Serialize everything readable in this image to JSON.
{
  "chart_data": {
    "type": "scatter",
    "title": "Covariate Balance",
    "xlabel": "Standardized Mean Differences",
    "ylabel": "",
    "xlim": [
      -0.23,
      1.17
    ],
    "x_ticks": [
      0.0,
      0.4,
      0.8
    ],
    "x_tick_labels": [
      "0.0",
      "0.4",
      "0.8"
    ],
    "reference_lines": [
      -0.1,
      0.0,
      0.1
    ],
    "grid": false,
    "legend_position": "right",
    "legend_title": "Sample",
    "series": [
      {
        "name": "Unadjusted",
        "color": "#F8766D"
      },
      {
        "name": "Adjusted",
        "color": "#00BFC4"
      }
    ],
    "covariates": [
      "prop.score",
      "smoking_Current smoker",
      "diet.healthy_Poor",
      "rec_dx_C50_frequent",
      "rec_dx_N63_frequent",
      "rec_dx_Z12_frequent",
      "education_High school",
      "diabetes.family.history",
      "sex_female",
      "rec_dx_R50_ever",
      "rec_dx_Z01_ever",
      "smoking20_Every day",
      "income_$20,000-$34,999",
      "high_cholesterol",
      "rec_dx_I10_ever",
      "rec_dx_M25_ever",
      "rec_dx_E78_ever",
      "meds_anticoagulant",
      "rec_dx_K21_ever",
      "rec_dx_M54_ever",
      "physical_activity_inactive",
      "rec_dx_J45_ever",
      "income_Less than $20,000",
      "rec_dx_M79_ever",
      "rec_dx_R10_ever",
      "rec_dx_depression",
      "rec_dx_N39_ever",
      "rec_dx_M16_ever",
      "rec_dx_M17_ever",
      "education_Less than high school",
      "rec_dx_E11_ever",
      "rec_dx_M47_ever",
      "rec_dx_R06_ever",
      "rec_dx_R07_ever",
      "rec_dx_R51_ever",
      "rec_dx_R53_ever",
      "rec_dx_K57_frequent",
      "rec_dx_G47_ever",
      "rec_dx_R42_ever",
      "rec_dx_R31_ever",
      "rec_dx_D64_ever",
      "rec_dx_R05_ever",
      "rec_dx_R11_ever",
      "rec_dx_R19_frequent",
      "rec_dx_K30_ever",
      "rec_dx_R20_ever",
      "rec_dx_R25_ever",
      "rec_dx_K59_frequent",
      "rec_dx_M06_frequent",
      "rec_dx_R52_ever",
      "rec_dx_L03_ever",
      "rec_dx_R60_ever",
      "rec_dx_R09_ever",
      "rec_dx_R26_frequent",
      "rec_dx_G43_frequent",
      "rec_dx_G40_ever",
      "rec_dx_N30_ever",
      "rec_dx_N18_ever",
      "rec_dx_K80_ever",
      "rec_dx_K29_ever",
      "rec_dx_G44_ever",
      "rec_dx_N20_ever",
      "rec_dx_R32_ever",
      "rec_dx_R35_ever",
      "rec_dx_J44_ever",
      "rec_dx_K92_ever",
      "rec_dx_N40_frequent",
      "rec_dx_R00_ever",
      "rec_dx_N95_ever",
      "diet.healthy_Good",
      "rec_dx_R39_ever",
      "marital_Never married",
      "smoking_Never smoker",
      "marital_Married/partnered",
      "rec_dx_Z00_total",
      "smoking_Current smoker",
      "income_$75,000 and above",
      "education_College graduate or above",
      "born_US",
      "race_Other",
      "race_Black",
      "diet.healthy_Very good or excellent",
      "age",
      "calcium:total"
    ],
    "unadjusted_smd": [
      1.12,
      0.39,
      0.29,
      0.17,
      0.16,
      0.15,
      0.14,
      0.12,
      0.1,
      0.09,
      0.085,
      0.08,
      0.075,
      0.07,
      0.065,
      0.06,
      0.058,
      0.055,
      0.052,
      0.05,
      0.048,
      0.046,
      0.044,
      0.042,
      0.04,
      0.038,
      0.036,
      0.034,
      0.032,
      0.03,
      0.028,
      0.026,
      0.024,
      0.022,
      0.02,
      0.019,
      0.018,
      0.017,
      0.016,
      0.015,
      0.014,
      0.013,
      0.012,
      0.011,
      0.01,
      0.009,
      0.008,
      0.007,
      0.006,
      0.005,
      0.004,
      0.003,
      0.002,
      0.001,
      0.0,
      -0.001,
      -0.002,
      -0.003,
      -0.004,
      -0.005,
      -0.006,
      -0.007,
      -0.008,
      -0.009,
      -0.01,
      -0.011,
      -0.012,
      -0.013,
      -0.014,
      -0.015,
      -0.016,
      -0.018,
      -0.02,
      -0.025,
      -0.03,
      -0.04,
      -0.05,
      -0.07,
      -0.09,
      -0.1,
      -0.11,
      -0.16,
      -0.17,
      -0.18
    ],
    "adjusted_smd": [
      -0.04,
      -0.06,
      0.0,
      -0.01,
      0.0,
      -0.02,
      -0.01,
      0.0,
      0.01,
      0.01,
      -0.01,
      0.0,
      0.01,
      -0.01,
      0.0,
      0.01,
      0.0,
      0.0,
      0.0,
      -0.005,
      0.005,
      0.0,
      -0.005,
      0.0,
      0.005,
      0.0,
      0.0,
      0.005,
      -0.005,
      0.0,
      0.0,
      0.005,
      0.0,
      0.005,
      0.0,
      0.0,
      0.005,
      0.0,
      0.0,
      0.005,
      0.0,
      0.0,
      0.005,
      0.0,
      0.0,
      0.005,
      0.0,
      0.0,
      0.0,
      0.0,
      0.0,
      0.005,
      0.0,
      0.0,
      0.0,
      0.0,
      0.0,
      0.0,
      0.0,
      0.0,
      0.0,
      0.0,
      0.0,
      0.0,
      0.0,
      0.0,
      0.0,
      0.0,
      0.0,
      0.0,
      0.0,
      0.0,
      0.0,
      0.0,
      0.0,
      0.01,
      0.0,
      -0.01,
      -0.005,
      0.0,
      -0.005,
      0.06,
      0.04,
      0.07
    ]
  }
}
▬▬▬
### Task goal
Every line above should be retyped exactly as given.

### Finished answer
Serialize everything readable in this image to JSON.
{
  "chart_data": {
    "type": "scatter",
    "title": "Covariate Balance",
    "xlabel": "Standardized Mean Differences",
    "ylabel": "",
    "xlim": [
      -0.23,
      1.17
    ],
    "x_ticks": [
      0.0,
      0.4,
      0.8
    ],
    "x_tick_labels": [
      "0.0",
      "0.4",
      "0.8"
    ],
    "reference_lines": [
      -0.1,
      0.0,
      0.1
    ],
    "grid": false,
    "legend_position": "right",
    "legend_title": "Sample",
    "series": [
      {
        "name": "Unadjusted",
        "color": "#F8766D"
      },
      {
        "name": "Adjusted",
        "color": "#00BFC4"
      }
    ],
    "covariates": [
      "prop.score",
      "smoking_Current smoker",
      "diet.healthy_Poor",
      "rec_dx_C50_frequent",
      "rec_dx_N63_frequent",
      "rec_dx_Z12_frequent",
      "education_High school",
      "diabetes.family.history",
      "sex_female",
      "rec_dx_R50_ever",
      "rec_dx_Z01_ever",
      "smoking20_Every day",
      "income_$20,000-$34,999",
      "high_cholesterol",
      "rec_dx_I10_ever",
      "rec_dx_M25_ever",
      "rec_dx_E78_ever",
      "meds_anticoagulant",
      "rec_dx_K21_ever",
      "rec_dx_M54_ever",
      "physical_activity_inactive",
      "rec_dx_J45_ever",
      "income_Less than $20,000",
      "rec_dx_M79_ever",
      "rec_dx_R10_ever",
      "rec_dx_depression",
      "rec_dx_N39_ever",
      "rec_dx_M16_ever",
      "rec_dx_M17_ever",
      "education_Less than high school",
      "rec_dx_E11_ever",
      "rec_dx_M47_ever",
      "rec_dx_R06_ever",
      "rec_dx_R07_ever",
      "rec_dx_R51_ever",
      "rec_dx_R53_ever",
      "rec_dx_K57_frequent",
      "rec_dx_G47_ever",
      "rec_dx_R42_ever",
      "rec_dx_R31_ever",
      "rec_dx_D64_ever",
      "rec_dx_R05_ever",
      "rec_dx_R11_ever",
      "rec_dx_R19_frequent",
      "rec_dx_K30_ever",
      "rec_dx_R20_ever",
      "rec_dx_R25_ever",
      "rec_dx_K59_frequent",
      "rec_dx_M06_frequent",
      "rec_dx_R52_ever",
      "rec_dx_L03_ever",
      "rec_dx_R60_ever",
      "rec_dx_R09_ever",
      "rec_dx_R26_frequent",
      "rec_dx_G43_frequent",
      "rec_dx_G40_ever",
      "rec_dx_N30_ever",
      "rec_dx_N18_ever",
      "rec_dx_K80_ever",
      "rec_dx_K29_ever",
      "rec_dx_G44_ever",
      "rec_dx_N20_ever",
      "rec_dx_R32_ever",
      "rec_dx_R35_ever",
      "rec_dx_J44_ever",
      "rec_dx_K92_ever",
      "rec_dx_N40_frequent",
      "rec_dx_R00_ever",
      "rec_dx_N95_ever",
      "diet.healthy_Good",
      "rec_dx_R39_ever",
      "marital_Never married",
      "smoking_Never smoker",
      "marital_Married/partnered",
      "rec_dx_Z00_total",
      "smoking_Current smoker",
      "income_$75,000 and above",
      "education_College graduate or above",
      "born_US",
      "race_Other",
      "race_Black",
      "diet.healthy_Very good or excellent",
      "age",
      "calcium:total"
    ],
    "unadjusted_smd": [
      1.12,
      0.39,
      0.29,
      0.17,
      0.16,
      0.15,
      0.14,
      0.12,
      0.1,
      0.09,
      0.085,
      0.08,
      0.075,
      0.07,
      0.065,
      0.06,
      0.058,
      0.055,
      0.052,
      0.05,
      0.048,
      0.046,
      0.044,
      0.042,
      0.04,
      0.038,
      0.036,
      0.034,
      0.032,
      0.03,
      0.028,
      0.026,
      0.024,
      0.022,
      0.02,
      0.019,
      0.018,
      0.017,
      0.016,
      0.015,
      0.014,
      0.013,
      0.012,
      0.011,
      0.01,
      0.009,
      0.008,
      0.007,
      0.006,
      0.005,
      0.004,
      0.003,
      0.002,
      0.001,
      0.0,
      -0.001,
      -0.002,
      -0.003,
      -0.004,
      -0.005,
      -0.006,
      -0.007,
      -0.008,
      -0.009,
      -0.01,
      -0.011,
      -0.012,
      -0.013,
      -0.014,
      -0.015,
      -0.016,
      -0.018,
      -0.02,
      -0.025,
      -0.03,
      -0.04,
      -0.05,
      -0.07,
      -0.09,
      -0.1,
      -0.11,
      -0.16,
      -0.17,
      -0.18
    ],
    "adjusted_smd": [
      -0.04,
      -0.06,
      0.0,
      -0.01,
      0.0,
      -0.02,
      -0.01,
      0.0,
      0.01,
      0.01,
      -0.01,
      0.0,
      0.01,
      -0.01,
      0.0,
      0.01,
      0.0,
      0.0,
      0.0,
      -0.005,
      0.005,
      0.0,
      -0.005,
      0.0,
      0.005,
      0.0,
      0.0,
      0.005,
      -0.005,
      0.0,
      0.0,
      0.005,
      0.0,
      0.005,
      0.0,
      0.0,
      0.005,
      0.0,
      0.0,
      0.005,
      0.0,
      0.0,
      0.005,
      0.0,
      0.0,
      0.005,
      0.0,
      0.0,
      0.0,
      0.0,
      0.0,
      0.005,
      0.0,
      0.0,
      0.0,
      0.0,
      0.0,
      0.0,
      0.0,
      0.0,
      0.0,
      0.0,
      0.0,
      0.0,
      0.0,
      0.0,
      0.0,
      0.0,
      0.0,
      0.0,
      0.0,
      0.0,
      0.0,
      0.0,
      0.0,
      0.01,
      0.0,
      -0.01,
      -0.005,
      0.0,
      -0.005,
      0.06,
      0.04,
      0.07
    ]
  }
}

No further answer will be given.